[Stored data]

_ _ _ _

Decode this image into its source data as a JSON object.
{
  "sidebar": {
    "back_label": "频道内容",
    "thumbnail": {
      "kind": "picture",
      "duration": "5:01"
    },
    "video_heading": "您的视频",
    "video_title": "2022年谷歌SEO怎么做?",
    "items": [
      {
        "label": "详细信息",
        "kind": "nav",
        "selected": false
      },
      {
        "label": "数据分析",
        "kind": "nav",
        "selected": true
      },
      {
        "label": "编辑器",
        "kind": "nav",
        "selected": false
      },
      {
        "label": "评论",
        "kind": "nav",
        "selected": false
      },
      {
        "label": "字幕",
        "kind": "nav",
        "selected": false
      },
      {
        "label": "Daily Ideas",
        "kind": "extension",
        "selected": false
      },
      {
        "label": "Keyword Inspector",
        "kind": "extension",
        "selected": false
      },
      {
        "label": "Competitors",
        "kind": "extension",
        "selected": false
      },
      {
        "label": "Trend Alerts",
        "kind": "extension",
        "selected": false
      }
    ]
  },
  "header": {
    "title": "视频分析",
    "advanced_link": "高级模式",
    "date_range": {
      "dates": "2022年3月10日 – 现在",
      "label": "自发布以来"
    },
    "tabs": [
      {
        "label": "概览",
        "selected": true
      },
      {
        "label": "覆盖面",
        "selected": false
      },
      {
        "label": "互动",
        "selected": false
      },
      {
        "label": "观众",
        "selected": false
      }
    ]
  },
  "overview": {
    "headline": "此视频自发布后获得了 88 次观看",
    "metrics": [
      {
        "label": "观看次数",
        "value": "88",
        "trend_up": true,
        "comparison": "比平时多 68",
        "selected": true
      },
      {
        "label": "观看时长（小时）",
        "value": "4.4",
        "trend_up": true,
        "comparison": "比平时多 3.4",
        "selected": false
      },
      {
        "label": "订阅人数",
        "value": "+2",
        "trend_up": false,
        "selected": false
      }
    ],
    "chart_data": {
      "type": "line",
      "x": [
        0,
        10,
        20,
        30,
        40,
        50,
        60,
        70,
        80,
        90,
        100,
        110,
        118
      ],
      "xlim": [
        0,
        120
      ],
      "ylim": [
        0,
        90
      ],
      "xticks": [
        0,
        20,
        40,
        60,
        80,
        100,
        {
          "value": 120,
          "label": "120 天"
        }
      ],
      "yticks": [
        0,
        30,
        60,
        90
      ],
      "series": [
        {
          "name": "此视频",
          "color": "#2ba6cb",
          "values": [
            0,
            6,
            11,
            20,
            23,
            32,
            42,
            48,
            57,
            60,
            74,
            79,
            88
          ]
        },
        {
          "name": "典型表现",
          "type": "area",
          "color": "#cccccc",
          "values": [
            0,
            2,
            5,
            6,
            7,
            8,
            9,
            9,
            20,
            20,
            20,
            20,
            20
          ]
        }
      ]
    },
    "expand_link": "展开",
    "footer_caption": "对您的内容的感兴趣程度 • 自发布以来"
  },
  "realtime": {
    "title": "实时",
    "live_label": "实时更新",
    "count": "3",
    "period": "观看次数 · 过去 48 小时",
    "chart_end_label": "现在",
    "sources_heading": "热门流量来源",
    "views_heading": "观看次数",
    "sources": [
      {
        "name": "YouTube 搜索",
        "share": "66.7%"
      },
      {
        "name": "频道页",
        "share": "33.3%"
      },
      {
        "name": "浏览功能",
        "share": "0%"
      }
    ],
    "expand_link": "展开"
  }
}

_ _ _ _

AIM:
Gather each line of the records holding the string "name".

EXERCISE RESPONSE:
          "name": "此视频",
          "name": "典型表现",
        "name": "YouTube 搜索",
        "name": "频道页",
        "name": "浏览功能",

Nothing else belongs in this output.